Entries supplied start

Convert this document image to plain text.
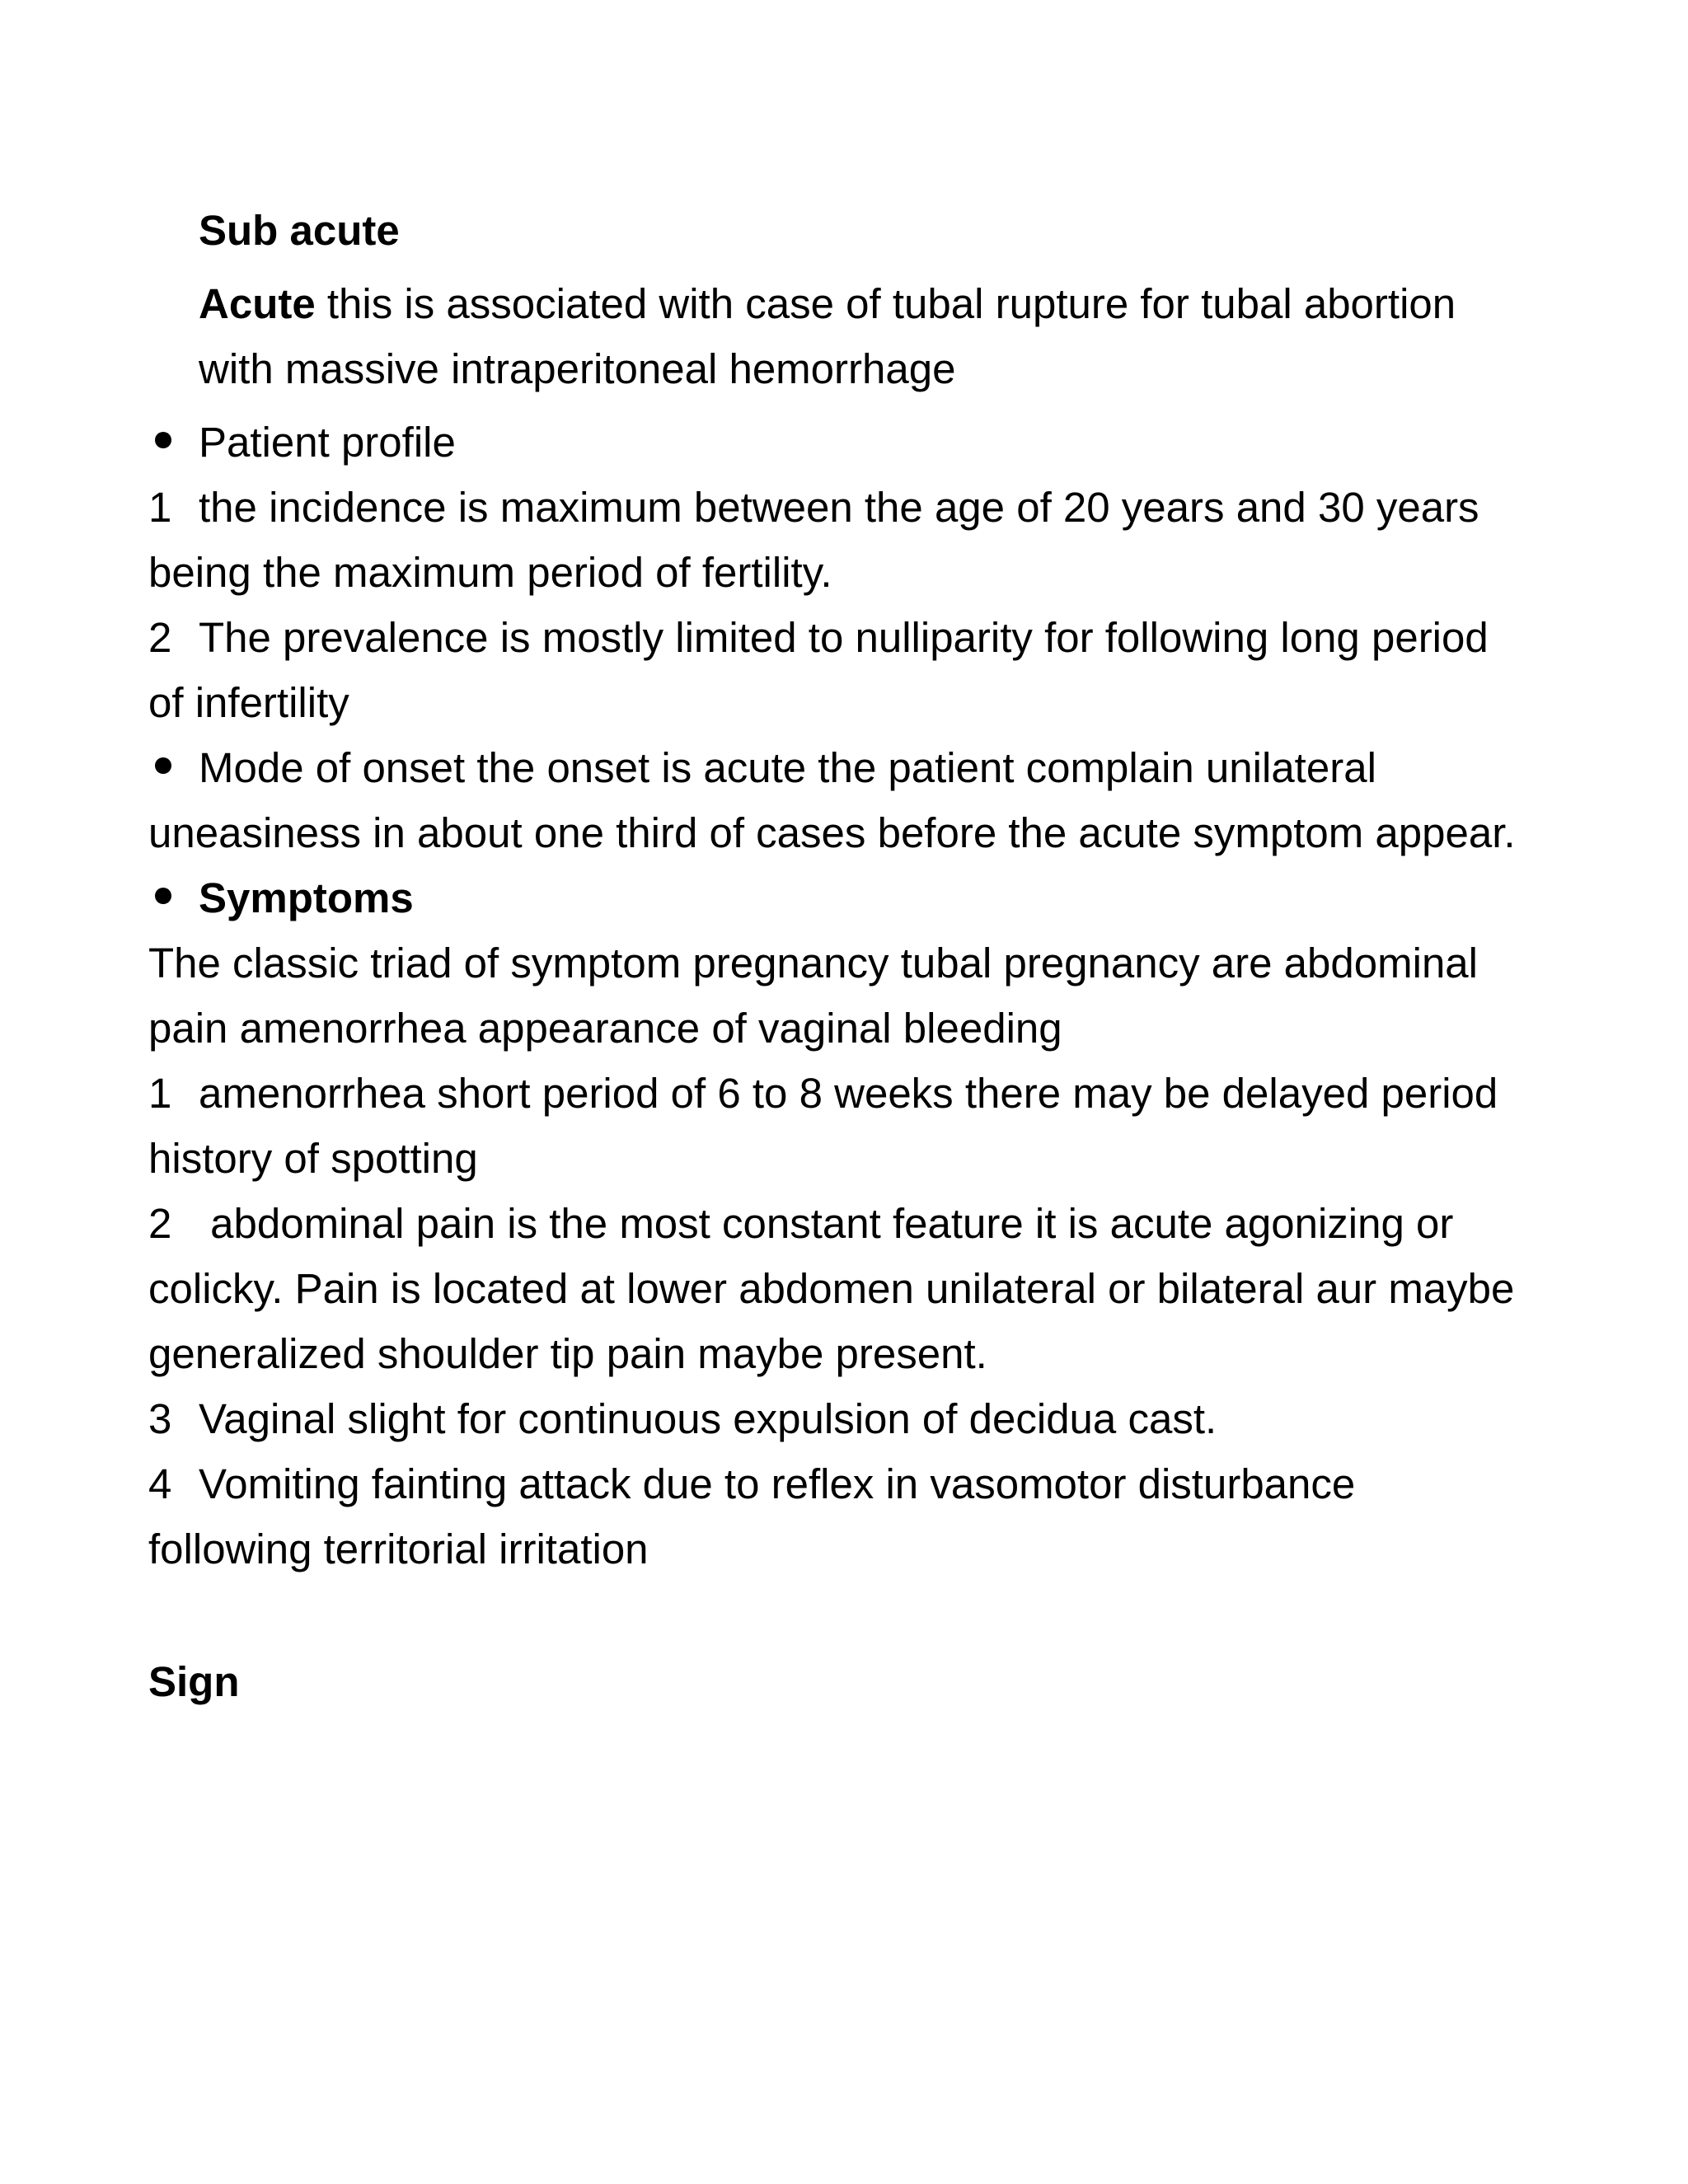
Sub acute

Acute this is associated with case of tubal rupture for tubal abortion with massive intraperitoneal hemorrhage

Patient profile

1 the incidence is maximum between the age of 20 years and 30 years being the maximum period of fertility.

2 The prevalence is mostly limited to nulliparity for following long period of infertility

Mode of onset the onset is acute the patient complain unilateral uneasiness in about one third of cases before the acute symptom appear.

Symptoms

The classic triad of symptom pregnancy tubal pregnancy are abdominal pain amenorrhea appearance of vaginal bleeding

1 amenorrhea short period of 6 to 8 weeks there may be delayed period history of spotting

2 abdominal pain is the most constant feature it is acute agonizing or colicky. Pain is located at lower abdomen unilateral or bilateral aur maybe generalized shoulder tip pain maybe present.

3 Vaginal slight for continuous expulsion of decidua cast.

4 Vomiting fainting attack due to reflex in vasomotor disturbance following territorial irritation

Sign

Entries supplied end

**Written task:**
Check each line of the records for "abdominal" and copy the ones that contain it.

**Correct response:**
The classic triad of symptom pregnancy tubal pregnancy are abdominal pain amenorrhea appearance of vaginal bleeding
2 abdominal pain is the most constant feature it is acute agonizing or colicky. Pain is located at lower abdomen unilateral or bilateral aur maybe generalized shoulder tip pain maybe present.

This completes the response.